■ What the task asks
Extract each line from the items below that contains the string "name". Letter case must match.

■ Dataset records
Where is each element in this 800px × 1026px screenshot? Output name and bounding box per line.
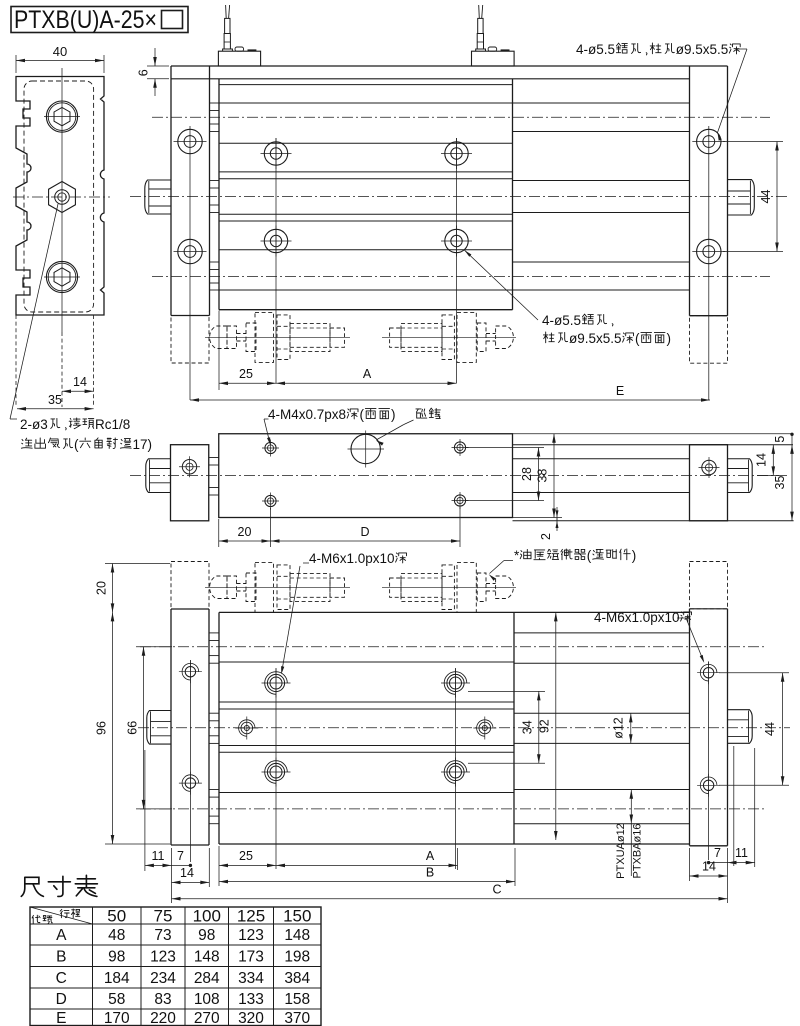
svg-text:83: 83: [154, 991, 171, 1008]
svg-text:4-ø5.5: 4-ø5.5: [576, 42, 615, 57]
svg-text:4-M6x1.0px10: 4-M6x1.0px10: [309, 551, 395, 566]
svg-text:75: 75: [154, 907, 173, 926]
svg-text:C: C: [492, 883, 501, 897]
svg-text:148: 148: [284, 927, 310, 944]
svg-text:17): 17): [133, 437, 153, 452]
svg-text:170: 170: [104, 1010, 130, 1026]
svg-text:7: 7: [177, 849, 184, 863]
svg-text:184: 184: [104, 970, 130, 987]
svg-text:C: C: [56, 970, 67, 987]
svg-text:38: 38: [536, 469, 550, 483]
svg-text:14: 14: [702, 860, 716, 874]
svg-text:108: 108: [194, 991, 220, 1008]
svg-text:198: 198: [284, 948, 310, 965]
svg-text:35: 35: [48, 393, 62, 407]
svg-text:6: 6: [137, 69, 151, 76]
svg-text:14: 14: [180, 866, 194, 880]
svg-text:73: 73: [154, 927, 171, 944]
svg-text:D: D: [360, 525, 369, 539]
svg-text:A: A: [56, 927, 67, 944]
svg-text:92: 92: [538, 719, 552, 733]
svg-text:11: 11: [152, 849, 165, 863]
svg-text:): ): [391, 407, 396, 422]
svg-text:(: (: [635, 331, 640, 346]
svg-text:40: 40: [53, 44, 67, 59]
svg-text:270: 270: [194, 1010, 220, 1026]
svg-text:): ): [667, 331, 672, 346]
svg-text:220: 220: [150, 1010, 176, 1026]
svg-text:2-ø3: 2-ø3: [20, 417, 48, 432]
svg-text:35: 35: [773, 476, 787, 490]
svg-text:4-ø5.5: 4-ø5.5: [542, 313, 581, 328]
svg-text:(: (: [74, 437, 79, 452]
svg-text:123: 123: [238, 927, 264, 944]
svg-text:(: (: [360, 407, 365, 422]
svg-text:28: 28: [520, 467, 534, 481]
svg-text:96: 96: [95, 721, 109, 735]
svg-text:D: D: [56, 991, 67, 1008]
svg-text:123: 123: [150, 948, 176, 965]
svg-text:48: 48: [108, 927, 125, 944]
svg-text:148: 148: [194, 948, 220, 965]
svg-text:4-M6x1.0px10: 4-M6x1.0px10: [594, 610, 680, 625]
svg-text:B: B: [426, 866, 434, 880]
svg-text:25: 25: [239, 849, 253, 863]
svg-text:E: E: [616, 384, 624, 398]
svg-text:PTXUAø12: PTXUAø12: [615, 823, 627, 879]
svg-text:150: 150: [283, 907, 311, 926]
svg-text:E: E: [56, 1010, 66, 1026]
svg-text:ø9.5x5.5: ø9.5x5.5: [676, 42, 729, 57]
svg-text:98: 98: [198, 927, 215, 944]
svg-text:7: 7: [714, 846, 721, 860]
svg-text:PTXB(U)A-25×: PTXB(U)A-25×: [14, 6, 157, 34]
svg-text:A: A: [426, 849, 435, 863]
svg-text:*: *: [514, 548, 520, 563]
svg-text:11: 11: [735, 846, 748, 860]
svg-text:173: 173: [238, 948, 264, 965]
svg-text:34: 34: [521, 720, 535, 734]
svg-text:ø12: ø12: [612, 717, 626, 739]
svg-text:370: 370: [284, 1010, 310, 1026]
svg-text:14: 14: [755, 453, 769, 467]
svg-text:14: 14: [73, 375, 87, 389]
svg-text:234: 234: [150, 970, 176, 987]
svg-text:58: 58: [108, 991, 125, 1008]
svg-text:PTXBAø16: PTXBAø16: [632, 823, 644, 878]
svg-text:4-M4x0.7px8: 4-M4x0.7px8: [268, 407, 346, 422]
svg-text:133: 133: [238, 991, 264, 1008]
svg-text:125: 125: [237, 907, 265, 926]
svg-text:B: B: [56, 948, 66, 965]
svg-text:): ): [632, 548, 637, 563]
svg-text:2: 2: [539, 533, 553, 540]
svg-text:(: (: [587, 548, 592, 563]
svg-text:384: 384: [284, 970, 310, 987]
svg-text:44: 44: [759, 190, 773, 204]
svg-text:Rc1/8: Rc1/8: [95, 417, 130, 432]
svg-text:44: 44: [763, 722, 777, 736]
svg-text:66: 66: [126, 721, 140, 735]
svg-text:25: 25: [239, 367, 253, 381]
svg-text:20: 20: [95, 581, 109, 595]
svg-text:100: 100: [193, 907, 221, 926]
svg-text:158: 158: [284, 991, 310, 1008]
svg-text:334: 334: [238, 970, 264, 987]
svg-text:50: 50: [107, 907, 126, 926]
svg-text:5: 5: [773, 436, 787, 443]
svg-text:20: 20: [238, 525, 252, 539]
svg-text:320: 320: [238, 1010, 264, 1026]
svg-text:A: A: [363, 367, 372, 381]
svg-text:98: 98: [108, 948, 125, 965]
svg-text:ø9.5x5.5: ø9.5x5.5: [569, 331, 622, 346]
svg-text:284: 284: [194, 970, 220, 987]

■ Output below
Where is each element in this 800px × 1026px screenshot? Output name and bounding box per line.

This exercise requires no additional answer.